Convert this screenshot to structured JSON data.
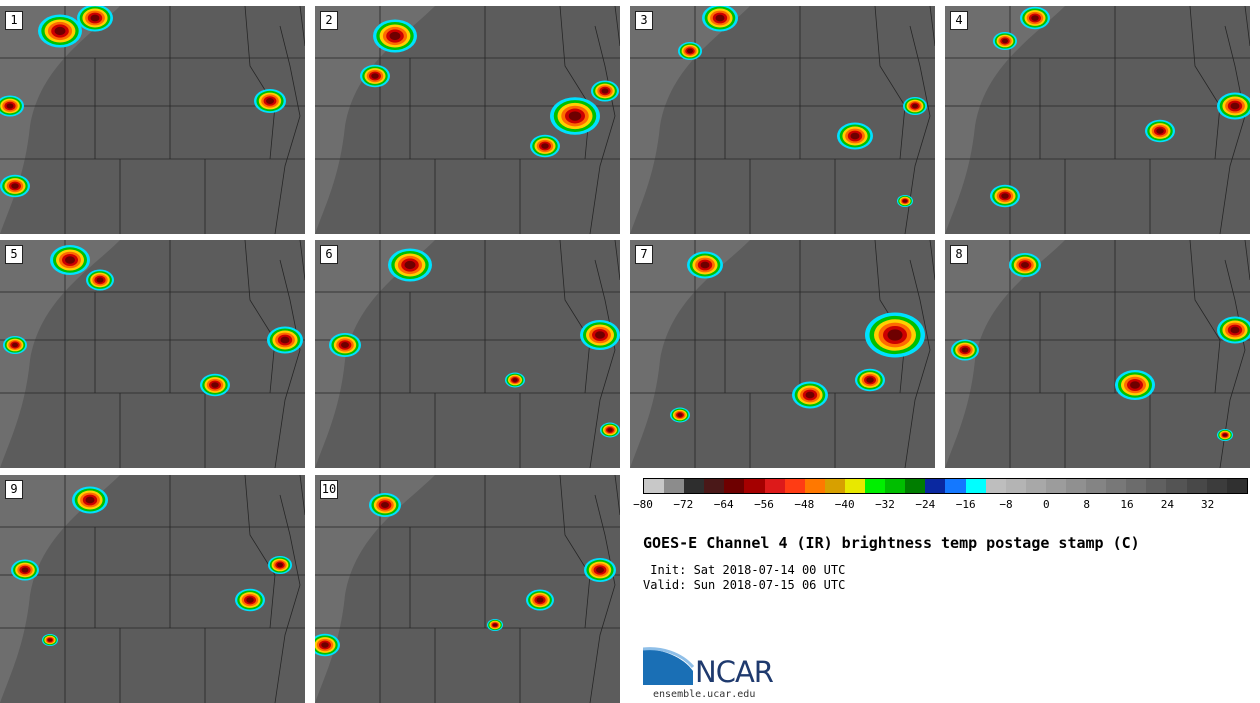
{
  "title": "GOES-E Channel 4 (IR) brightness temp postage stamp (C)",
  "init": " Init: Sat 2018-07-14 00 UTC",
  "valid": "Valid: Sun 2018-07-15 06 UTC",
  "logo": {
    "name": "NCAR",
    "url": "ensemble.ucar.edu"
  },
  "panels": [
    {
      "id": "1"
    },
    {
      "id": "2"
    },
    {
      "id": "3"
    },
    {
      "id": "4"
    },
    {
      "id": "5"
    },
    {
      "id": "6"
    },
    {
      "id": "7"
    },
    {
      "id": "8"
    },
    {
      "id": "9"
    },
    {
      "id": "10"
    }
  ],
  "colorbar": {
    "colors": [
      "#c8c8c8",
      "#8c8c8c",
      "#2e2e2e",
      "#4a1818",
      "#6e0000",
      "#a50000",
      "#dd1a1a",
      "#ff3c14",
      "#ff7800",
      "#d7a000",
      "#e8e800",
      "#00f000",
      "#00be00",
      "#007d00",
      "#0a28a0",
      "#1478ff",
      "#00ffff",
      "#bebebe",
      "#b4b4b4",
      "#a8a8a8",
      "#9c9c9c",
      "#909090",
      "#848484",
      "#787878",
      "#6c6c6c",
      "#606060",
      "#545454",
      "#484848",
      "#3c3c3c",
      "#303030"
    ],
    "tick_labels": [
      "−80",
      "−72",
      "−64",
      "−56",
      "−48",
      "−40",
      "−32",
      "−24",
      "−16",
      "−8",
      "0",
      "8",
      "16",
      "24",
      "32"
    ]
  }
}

- - -

Challenge - Every entry should be returned exactly as written, minus the pictures.

Task solution -
Convert this screenshot to structured JSON data.
{
  "title": "GOES-E Channel 4 (IR) brightness temp postage stamp (C)",
  "init": " Init: Sat 2018-07-14 00 UTC",
  "valid": "Valid: Sun 2018-07-15 06 UTC",
  "logo": {
    "name": "NCAR",
    "url": "ensemble.ucar.edu"
  },
  "panels": [
    {
      "id": "1"
    },
    {
      "id": "2"
    },
    {
      "id": "3"
    },
    {
      "id": "4"
    },
    {
      "id": "5"
    },
    {
      "id": "6"
    },
    {
      "id": "7"
    },
    {
      "id": "8"
    },
    {
      "id": "9"
    },
    {
      "id": "10"
    }
  ],
  "colorbar": {
    "colors": [
      "#c8c8c8",
      "#8c8c8c",
      "#2e2e2e",
      "#4a1818",
      "#6e0000",
      "#a50000",
      "#dd1a1a",
      "#ff3c14",
      "#ff7800",
      "#d7a000",
      "#e8e800",
      "#00f000",
      "#00be00",
      "#007d00",
      "#0a28a0",
      "#1478ff",
      "#00ffff",
      "#bebebe",
      "#b4b4b4",
      "#a8a8a8",
      "#9c9c9c",
      "#909090",
      "#848484",
      "#787878",
      "#6c6c6c",
      "#606060",
      "#545454",
      "#484848",
      "#3c3c3c",
      "#303030"
    ],
    "tick_labels": [
      "−80",
      "−72",
      "−64",
      "−56",
      "−48",
      "−40",
      "−32",
      "−24",
      "−16",
      "−8",
      "0",
      "8",
      "16",
      "24",
      "32"
    ]
  }
}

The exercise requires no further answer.